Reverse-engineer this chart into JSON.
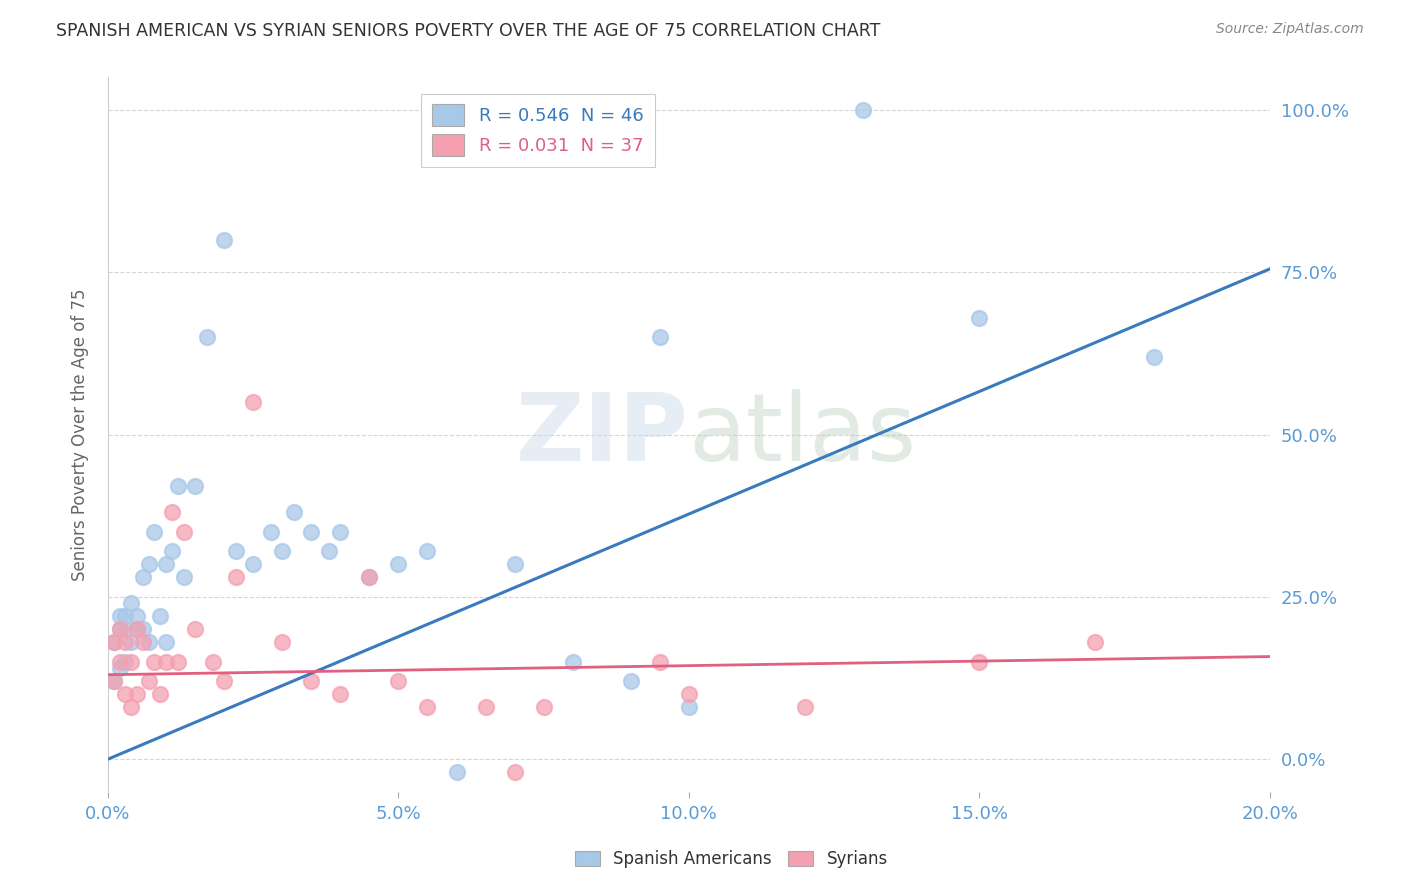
{
  "title": "SPANISH AMERICAN VS SYRIAN SENIORS POVERTY OVER THE AGE OF 75 CORRELATION CHART",
  "source": "Source: ZipAtlas.com",
  "ylabel": "Seniors Poverty Over the Age of 75",
  "xlabel_ticks": [
    "0.0%",
    "5.0%",
    "10.0%",
    "15.0%",
    "20.0%"
  ],
  "ylabel_ticks": [
    "0.0%",
    "25.0%",
    "50.0%",
    "75.0%",
    "100.0%"
  ],
  "xlim": [
    0.0,
    0.2
  ],
  "ylim": [
    -0.05,
    1.05
  ],
  "blue_R": 0.546,
  "blue_N": 46,
  "pink_R": 0.031,
  "pink_N": 37,
  "blue_color": "#a8c8e8",
  "pink_color": "#f4a0b0",
  "blue_line_color": "#3a7abf",
  "pink_line_color": "#e06080",
  "watermark_zip": "ZIP",
  "watermark_atlas": "atlas",
  "legend_label_blue": "Spanish Americans",
  "legend_label_pink": "Syrians",
  "blue_x": [
    0.001,
    0.001,
    0.002,
    0.002,
    0.002,
    0.003,
    0.003,
    0.003,
    0.004,
    0.004,
    0.005,
    0.005,
    0.006,
    0.006,
    0.007,
    0.007,
    0.008,
    0.009,
    0.01,
    0.01,
    0.011,
    0.012,
    0.013,
    0.015,
    0.017,
    0.02,
    0.022,
    0.025,
    0.028,
    0.03,
    0.032,
    0.035,
    0.038,
    0.04,
    0.045,
    0.05,
    0.055,
    0.06,
    0.07,
    0.08,
    0.09,
    0.095,
    0.1,
    0.13,
    0.15,
    0.18
  ],
  "blue_y": [
    0.12,
    0.18,
    0.14,
    0.2,
    0.22,
    0.15,
    0.2,
    0.22,
    0.18,
    0.24,
    0.2,
    0.22,
    0.2,
    0.28,
    0.18,
    0.3,
    0.35,
    0.22,
    0.3,
    0.18,
    0.32,
    0.42,
    0.28,
    0.42,
    0.65,
    0.8,
    0.32,
    0.3,
    0.35,
    0.32,
    0.38,
    0.35,
    0.32,
    0.35,
    0.28,
    0.3,
    0.32,
    -0.02,
    0.3,
    0.15,
    0.12,
    0.65,
    0.08,
    1.0,
    0.68,
    0.62
  ],
  "pink_x": [
    0.001,
    0.001,
    0.002,
    0.002,
    0.003,
    0.003,
    0.004,
    0.004,
    0.005,
    0.005,
    0.006,
    0.007,
    0.008,
    0.009,
    0.01,
    0.011,
    0.012,
    0.013,
    0.015,
    0.018,
    0.02,
    0.022,
    0.025,
    0.03,
    0.035,
    0.04,
    0.045,
    0.05,
    0.055,
    0.065,
    0.07,
    0.075,
    0.095,
    0.1,
    0.12,
    0.15,
    0.17
  ],
  "pink_y": [
    0.12,
    0.18,
    0.15,
    0.2,
    0.1,
    0.18,
    0.08,
    0.15,
    0.1,
    0.2,
    0.18,
    0.12,
    0.15,
    0.1,
    0.15,
    0.38,
    0.15,
    0.35,
    0.2,
    0.15,
    0.12,
    0.28,
    0.55,
    0.18,
    0.12,
    0.1,
    0.28,
    0.12,
    0.08,
    0.08,
    -0.02,
    0.08,
    0.15,
    0.1,
    0.08,
    0.15,
    0.18
  ],
  "blue_trendline": [
    0.0,
    0.755
  ],
  "pink_trendline": [
    0.13,
    0.158
  ]
}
═══
> What needs to be done
An exact transcription of all the entries is required, without the pictures.

> The completed task
Reverse-engineer this chart into JSON.
{
  "title": "SPANISH AMERICAN VS SYRIAN SENIORS POVERTY OVER THE AGE OF 75 CORRELATION CHART",
  "source": "Source: ZipAtlas.com",
  "ylabel": "Seniors Poverty Over the Age of 75",
  "xlabel_ticks": [
    "0.0%",
    "5.0%",
    "10.0%",
    "15.0%",
    "20.0%"
  ],
  "ylabel_ticks": [
    "0.0%",
    "25.0%",
    "50.0%",
    "75.0%",
    "100.0%"
  ],
  "xlim": [
    0.0,
    0.2
  ],
  "ylim": [
    -0.05,
    1.05
  ],
  "blue_R": 0.546,
  "blue_N": 46,
  "pink_R": 0.031,
  "pink_N": 37,
  "blue_color": "#a8c8e8",
  "pink_color": "#f4a0b0",
  "blue_line_color": "#3a7abf",
  "pink_line_color": "#e06080",
  "watermark_zip": "ZIP",
  "watermark_atlas": "atlas",
  "legend_label_blue": "Spanish Americans",
  "legend_label_pink": "Syrians",
  "blue_x": [
    0.001,
    0.001,
    0.002,
    0.002,
    0.002,
    0.003,
    0.003,
    0.003,
    0.004,
    0.004,
    0.005,
    0.005,
    0.006,
    0.006,
    0.007,
    0.007,
    0.008,
    0.009,
    0.01,
    0.01,
    0.011,
    0.012,
    0.013,
    0.015,
    0.017,
    0.02,
    0.022,
    0.025,
    0.028,
    0.03,
    0.032,
    0.035,
    0.038,
    0.04,
    0.045,
    0.05,
    0.055,
    0.06,
    0.07,
    0.08,
    0.09,
    0.095,
    0.1,
    0.13,
    0.15,
    0.18
  ],
  "blue_y": [
    0.12,
    0.18,
    0.14,
    0.2,
    0.22,
    0.15,
    0.2,
    0.22,
    0.18,
    0.24,
    0.2,
    0.22,
    0.2,
    0.28,
    0.18,
    0.3,
    0.35,
    0.22,
    0.3,
    0.18,
    0.32,
    0.42,
    0.28,
    0.42,
    0.65,
    0.8,
    0.32,
    0.3,
    0.35,
    0.32,
    0.38,
    0.35,
    0.32,
    0.35,
    0.28,
    0.3,
    0.32,
    -0.02,
    0.3,
    0.15,
    0.12,
    0.65,
    0.08,
    1.0,
    0.68,
    0.62
  ],
  "pink_x": [
    0.001,
    0.001,
    0.002,
    0.002,
    0.003,
    0.003,
    0.004,
    0.004,
    0.005,
    0.005,
    0.006,
    0.007,
    0.008,
    0.009,
    0.01,
    0.011,
    0.012,
    0.013,
    0.015,
    0.018,
    0.02,
    0.022,
    0.025,
    0.03,
    0.035,
    0.04,
    0.045,
    0.05,
    0.055,
    0.065,
    0.07,
    0.075,
    0.095,
    0.1,
    0.12,
    0.15,
    0.17
  ],
  "pink_y": [
    0.12,
    0.18,
    0.15,
    0.2,
    0.1,
    0.18,
    0.08,
    0.15,
    0.1,
    0.2,
    0.18,
    0.12,
    0.15,
    0.1,
    0.15,
    0.38,
    0.15,
    0.35,
    0.2,
    0.15,
    0.12,
    0.28,
    0.55,
    0.18,
    0.12,
    0.1,
    0.28,
    0.12,
    0.08,
    0.08,
    -0.02,
    0.08,
    0.15,
    0.1,
    0.08,
    0.15,
    0.18
  ],
  "blue_trendline": [
    0.0,
    0.755
  ],
  "pink_trendline": [
    0.13,
    0.158
  ]
}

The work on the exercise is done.